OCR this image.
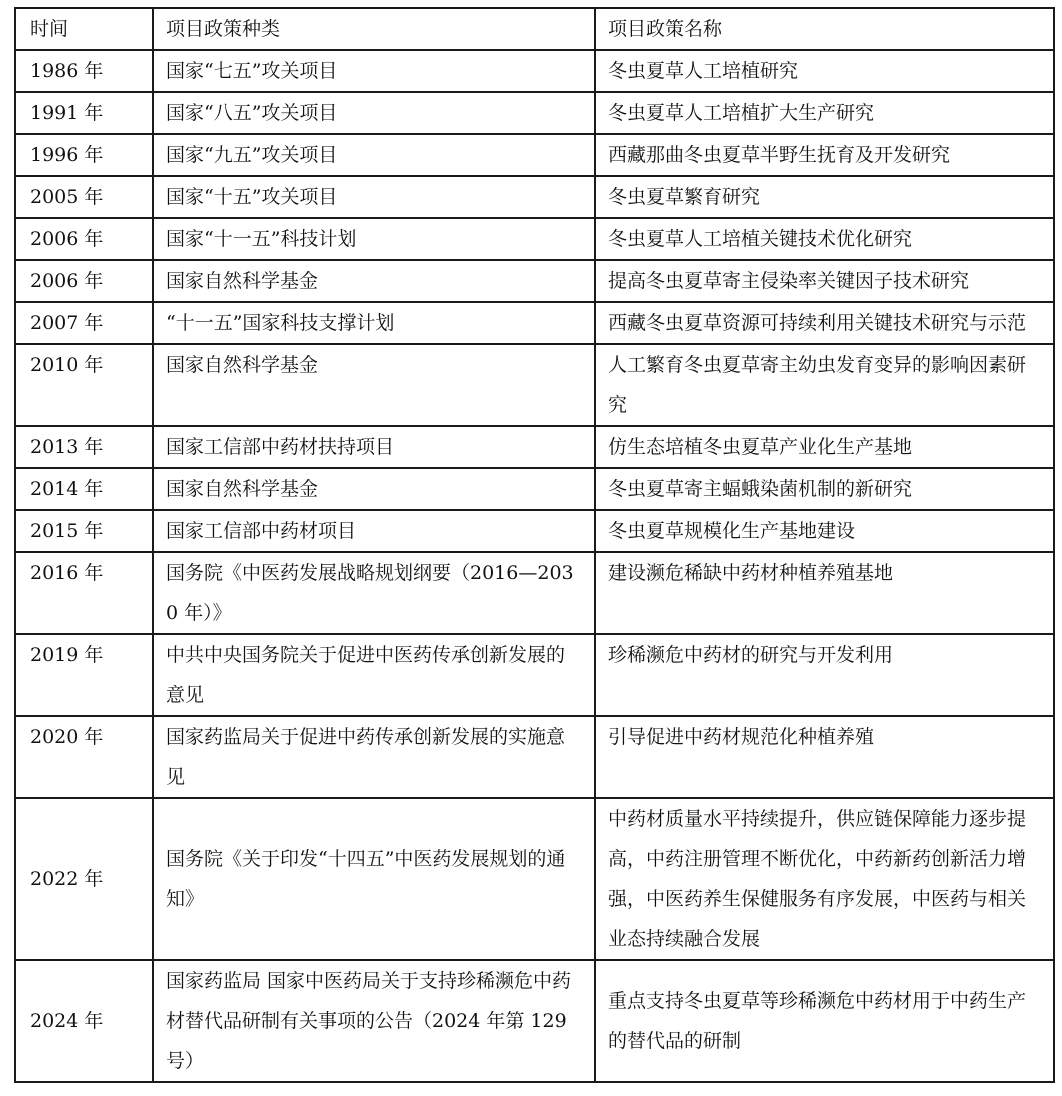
时间	项目政策种类	项目政策名称
1986 年	国家“七五”攻关项目	冬虫夏草人工培植研究
1991 年	国家“八五”攻关项目	冬虫夏草人工培植扩大生产研究
1996 年	国家“九五”攻关项目	西藏那曲冬虫夏草半野生抚育及开发研究
2005 年	国家“十五”攻关项目	冬虫夏草繁育研究
2006 年	国家“十一五”科技计划	冬虫夏草人工培植关键技术优化研究
2006 年	国家自然科学基金	提高冬虫夏草寄主侵染率关键因子技术研究
2007 年	“十一五”国家科技支撑计划	西藏冬虫夏草资源可持续利用关键技术研究与示范
2010 年	国家自然科学基金	人工繁育冬虫夏草寄主幼虫发育变异的影响因素研究
2013 年	国家工信部中药材扶持项目	仿生态培植冬虫夏草产业化生产基地
2014 年	国家自然科学基金	冬虫夏草寄主蝠蛾染菌机制的新研究
2015 年	国家工信部中药材项目	冬虫夏草规模化生产基地建设
2016 年	国务院《中医药发展战略规划纲要（2016—2030 年）》	建设濒危稀缺中药材种植养殖基地
2019 年	中共中央国务院关于促进中医药传承创新发展的意见	珍稀濒危中药材的研究与开发利用
2020 年	国家药监局关于促进中药传承创新发展的实施意见	引导促进中药材规范化种植养殖
2022 年	国务院《关于印发“十四五”中医药发展规划的通知》	中药材质量水平持续提升，供应链保障能力逐步提高，中药注册管理不断优化，中药新药创新活力增强，中医药养生保健服务有序发展，中医药与相关业态持续融合发展
2024 年	国家药监局 国家中医药局关于支持珍稀濒危中药材替代品研制有关事项的公告（2024 年第 129 号）	重点支持冬虫夏草等珍稀濒危中药材用于中药生产的替代品的研制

········

- **PROBLEM DESCRIPTION**
Leave out the pictures and give the rest of the records again exactly.

- **SOLUTION TO THE EXERCISE**
OCR this image.
时间	项目政策种类	项目政策名称
1986 年	国家“七五”攻关项目	冬虫夏草人工培植研究
1991 年	国家“八五”攻关项目	冬虫夏草人工培植扩大生产研究
1996 年	国家“九五”攻关项目	西藏那曲冬虫夏草半野生抚育及开发研究
2005 年	国家“十五”攻关项目	冬虫夏草繁育研究
2006 年	国家“十一五”科技计划	冬虫夏草人工培植关键技术优化研究
2006 年	国家自然科学基金	提高冬虫夏草寄主侵染率关键因子技术研究
2007 年	“十一五”国家科技支撑计划	西藏冬虫夏草资源可持续利用关键技术研究与示范
2010 年	国家自然科学基金	人工繁育冬虫夏草寄主幼虫发育变异的影响因素研究
2013 年	国家工信部中药材扶持项目	仿生态培植冬虫夏草产业化生产基地
2014 年	国家自然科学基金	冬虫夏草寄主蝠蛾染菌机制的新研究
2015 年	国家工信部中药材项目	冬虫夏草规模化生产基地建设
2016 年	国务院《中医药发展战略规划纲要（2016—2030 年）》	建设濒危稀缺中药材种植养殖基地
2019 年	中共中央国务院关于促进中医药传承创新发展的意见	珍稀濒危中药材的研究与开发利用
2020 年	国家药监局关于促进中药传承创新发展的实施意见	引导促进中药材规范化种植养殖
2022 年	国务院《关于印发“十四五”中医药发展规划的通知》	中药材质量水平持续提升，供应链保障能力逐步提高，中药注册管理不断优化，中药新药创新活力增强，中医药养生保健服务有序发展，中医药与相关业态持续融合发展
2024 年	国家药监局 国家中医药局关于支持珍稀濒危中药材替代品研制有关事项的公告（2024 年第 129 号）	重点支持冬虫夏草等珍稀濒危中药材用于中药生产的替代品的研制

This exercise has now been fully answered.